_Data provided_
(begin)

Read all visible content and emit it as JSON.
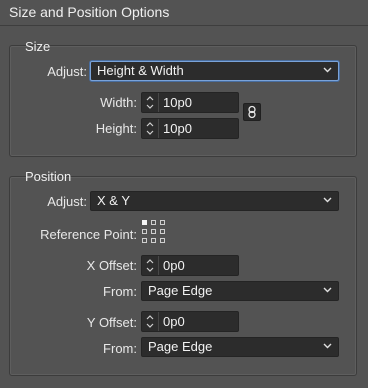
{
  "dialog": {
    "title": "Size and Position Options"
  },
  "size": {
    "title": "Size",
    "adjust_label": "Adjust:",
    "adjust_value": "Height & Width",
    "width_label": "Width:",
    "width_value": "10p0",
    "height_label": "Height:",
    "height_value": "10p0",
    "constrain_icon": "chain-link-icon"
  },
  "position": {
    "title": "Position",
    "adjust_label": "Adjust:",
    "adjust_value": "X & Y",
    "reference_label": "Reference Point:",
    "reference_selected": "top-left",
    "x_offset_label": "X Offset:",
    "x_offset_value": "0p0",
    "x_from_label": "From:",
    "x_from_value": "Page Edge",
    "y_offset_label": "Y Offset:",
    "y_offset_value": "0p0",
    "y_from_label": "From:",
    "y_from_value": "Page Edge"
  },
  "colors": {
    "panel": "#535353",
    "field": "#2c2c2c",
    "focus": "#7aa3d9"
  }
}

(end)

_Description of the task_
Omit every image. Quote each record exactly.

_Task result_
Read all visible content and emit it as JSON.
{
  "dialog": {
    "title": "Size and Position Options"
  },
  "size": {
    "title": "Size",
    "adjust_label": "Adjust:",
    "adjust_value": "Height & Width",
    "width_label": "Width:",
    "width_value": "10p0",
    "height_label": "Height:",
    "height_value": "10p0",
    "constrain_icon": "chain-link-icon"
  },
  "position": {
    "title": "Position",
    "adjust_label": "Adjust:",
    "adjust_value": "X & Y",
    "reference_label": "Reference Point:",
    "reference_selected": "top-left",
    "x_offset_label": "X Offset:",
    "x_offset_value": "0p0",
    "x_from_label": "From:",
    "x_from_value": "Page Edge",
    "y_offset_label": "Y Offset:",
    "y_offset_value": "0p0",
    "y_from_label": "From:",
    "y_from_value": "Page Edge"
  },
  "colors": {
    "panel": "#535353",
    "field": "#2c2c2c",
    "focus": "#7aa3d9"
  }
}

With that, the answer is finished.